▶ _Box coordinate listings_
"""

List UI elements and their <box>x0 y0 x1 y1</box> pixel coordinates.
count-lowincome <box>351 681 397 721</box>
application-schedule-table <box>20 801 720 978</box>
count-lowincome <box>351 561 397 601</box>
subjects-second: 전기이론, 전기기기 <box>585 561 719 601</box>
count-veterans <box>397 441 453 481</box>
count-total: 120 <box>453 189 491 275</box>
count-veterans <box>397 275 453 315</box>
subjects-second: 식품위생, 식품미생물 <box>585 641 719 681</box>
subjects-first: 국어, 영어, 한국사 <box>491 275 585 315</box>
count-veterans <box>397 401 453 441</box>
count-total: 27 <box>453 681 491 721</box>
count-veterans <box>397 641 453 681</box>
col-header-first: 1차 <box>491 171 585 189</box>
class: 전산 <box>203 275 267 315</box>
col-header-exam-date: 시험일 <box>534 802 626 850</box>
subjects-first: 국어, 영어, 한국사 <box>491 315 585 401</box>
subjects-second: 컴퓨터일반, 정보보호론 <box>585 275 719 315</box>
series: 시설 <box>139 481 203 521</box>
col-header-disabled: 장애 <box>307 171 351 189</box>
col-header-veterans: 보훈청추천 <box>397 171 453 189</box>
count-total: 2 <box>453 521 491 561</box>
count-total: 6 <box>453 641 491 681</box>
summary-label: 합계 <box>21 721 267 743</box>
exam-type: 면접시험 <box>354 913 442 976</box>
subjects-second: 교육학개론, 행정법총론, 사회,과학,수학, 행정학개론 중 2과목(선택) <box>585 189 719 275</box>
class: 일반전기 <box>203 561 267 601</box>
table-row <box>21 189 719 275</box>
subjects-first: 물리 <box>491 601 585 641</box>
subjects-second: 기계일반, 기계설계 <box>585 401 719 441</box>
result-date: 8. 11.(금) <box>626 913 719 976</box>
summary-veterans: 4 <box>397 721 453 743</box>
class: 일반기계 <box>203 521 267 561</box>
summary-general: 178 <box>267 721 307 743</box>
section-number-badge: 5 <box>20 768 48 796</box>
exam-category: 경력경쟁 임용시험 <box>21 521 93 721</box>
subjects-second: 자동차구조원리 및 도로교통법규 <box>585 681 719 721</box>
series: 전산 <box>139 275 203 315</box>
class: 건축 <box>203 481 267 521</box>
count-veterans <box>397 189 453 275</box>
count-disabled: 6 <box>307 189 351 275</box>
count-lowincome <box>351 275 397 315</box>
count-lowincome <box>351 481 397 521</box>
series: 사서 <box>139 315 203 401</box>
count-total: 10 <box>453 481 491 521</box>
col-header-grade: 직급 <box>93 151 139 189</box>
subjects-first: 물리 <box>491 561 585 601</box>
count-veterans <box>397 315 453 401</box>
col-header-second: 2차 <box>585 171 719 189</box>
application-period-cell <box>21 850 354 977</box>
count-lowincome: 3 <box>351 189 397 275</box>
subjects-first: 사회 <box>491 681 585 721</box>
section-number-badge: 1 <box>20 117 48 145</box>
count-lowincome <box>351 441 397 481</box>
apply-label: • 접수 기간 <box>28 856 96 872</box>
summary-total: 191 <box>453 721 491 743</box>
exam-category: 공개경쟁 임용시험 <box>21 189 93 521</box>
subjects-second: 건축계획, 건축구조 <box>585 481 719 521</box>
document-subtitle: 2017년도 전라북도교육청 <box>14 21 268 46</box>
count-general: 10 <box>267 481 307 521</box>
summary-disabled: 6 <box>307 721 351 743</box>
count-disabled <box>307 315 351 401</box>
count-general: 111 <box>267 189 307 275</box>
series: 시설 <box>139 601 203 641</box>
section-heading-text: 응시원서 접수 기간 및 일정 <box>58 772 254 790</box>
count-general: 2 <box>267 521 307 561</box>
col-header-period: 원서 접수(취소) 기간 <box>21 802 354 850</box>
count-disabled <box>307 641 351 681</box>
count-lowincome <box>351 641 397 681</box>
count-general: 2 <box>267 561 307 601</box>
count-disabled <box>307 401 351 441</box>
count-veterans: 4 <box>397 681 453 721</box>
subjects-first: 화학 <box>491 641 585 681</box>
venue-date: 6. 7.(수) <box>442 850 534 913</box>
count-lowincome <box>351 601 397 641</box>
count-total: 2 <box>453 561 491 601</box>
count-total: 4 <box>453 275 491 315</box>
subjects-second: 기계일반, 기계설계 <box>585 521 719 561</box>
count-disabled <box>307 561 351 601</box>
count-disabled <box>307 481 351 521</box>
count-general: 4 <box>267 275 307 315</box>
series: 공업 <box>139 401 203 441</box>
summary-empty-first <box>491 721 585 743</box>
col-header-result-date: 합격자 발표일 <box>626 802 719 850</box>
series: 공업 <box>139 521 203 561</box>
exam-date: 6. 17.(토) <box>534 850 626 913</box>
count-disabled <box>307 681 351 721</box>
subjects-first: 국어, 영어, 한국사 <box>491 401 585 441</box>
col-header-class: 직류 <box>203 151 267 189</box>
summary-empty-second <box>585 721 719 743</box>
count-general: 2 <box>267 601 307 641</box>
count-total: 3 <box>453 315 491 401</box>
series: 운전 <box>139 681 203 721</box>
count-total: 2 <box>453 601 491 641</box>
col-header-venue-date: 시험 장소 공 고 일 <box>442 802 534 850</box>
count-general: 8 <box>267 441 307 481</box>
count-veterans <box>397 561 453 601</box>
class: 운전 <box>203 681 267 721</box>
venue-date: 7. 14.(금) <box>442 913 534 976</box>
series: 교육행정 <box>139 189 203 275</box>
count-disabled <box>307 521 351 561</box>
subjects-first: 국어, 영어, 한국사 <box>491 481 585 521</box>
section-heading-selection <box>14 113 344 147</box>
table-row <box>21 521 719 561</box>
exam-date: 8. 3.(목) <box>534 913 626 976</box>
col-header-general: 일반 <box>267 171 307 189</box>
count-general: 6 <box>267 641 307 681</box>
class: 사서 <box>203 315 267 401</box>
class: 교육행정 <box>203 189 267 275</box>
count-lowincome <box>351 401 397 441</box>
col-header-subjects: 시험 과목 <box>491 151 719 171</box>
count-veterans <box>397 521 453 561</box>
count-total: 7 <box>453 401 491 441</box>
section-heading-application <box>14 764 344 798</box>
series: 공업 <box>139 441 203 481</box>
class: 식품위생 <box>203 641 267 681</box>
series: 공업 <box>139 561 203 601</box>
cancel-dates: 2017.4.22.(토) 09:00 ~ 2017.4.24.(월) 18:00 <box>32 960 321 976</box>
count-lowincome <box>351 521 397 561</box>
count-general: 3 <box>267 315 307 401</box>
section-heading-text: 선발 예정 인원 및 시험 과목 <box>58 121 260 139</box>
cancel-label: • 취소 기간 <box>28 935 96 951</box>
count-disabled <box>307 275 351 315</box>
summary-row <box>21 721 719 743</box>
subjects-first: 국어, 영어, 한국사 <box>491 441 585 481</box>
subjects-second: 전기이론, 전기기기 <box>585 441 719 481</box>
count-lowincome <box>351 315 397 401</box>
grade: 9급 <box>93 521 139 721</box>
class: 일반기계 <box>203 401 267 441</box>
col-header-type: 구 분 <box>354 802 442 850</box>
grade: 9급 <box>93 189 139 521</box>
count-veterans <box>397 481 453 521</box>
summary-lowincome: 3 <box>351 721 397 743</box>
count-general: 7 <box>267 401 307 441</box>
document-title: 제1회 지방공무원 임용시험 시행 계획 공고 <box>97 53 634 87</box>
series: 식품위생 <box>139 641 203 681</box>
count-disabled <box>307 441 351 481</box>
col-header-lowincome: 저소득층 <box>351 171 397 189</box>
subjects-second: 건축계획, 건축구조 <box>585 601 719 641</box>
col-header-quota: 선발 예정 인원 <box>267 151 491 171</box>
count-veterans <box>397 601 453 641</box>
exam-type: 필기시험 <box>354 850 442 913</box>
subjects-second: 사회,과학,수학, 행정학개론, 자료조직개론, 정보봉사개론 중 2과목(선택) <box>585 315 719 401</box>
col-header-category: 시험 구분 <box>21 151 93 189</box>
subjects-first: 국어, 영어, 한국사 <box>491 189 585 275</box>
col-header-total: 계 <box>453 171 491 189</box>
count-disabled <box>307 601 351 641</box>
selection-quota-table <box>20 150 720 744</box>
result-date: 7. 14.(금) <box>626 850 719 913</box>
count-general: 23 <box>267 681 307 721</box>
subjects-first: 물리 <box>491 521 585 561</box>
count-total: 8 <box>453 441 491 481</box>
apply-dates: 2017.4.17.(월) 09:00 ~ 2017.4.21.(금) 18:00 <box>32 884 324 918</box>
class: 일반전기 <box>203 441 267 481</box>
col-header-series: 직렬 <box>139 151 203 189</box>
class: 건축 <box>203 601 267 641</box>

"""

▶ _What you need to do_
Express everything from the start of the records down to the line containing "subjects-first: 국어, 영어, 한국사 <box>491 315" as a JSON list of strings, with one string per line and blank lines omitted.

▶ _Correct result_
[
  "List UI elements and their <box>x0 y0 x1 y1</box> pixel coordinates.",
  "count-lowincome <box>351 681 397 721</box>",
  "application-schedule-table <box>20 801 720 978</box>",
  "count-lowincome <box>351 561 397 601</box>",
  "subjects-second: 전기이론, 전기기기 <box>585 561 719 601</box>",
  "count-veterans <box>397 441 453 481</box>",
  "count-total: 120 <box>453 189 491 275</box>",
  "count-veterans <box>397 275 453 315</box>",
  "subjects-second: 식품위생, 식품미생물 <box>585 641 719 681</box>",
  "subjects-first: 국어, 영어, 한국사 <box>491 275 585 315</box>",
  "count-veterans <box>397 401 453 441</box>",
  "count-total: 27 <box>453 681 491 721</box>",
  "count-veterans <box>397 641 453 681</box>",
  "col-header-first: 1차 <box>491 171 585 189</box>",
  "class: 전산 <box>203 275 267 315</box>",
  "col-header-exam-date: 시험일 <box>534 802 626 850</box>",
  "subjects-first: 국어, 영어, 한국사 <box>491 315 585 401</box>"
]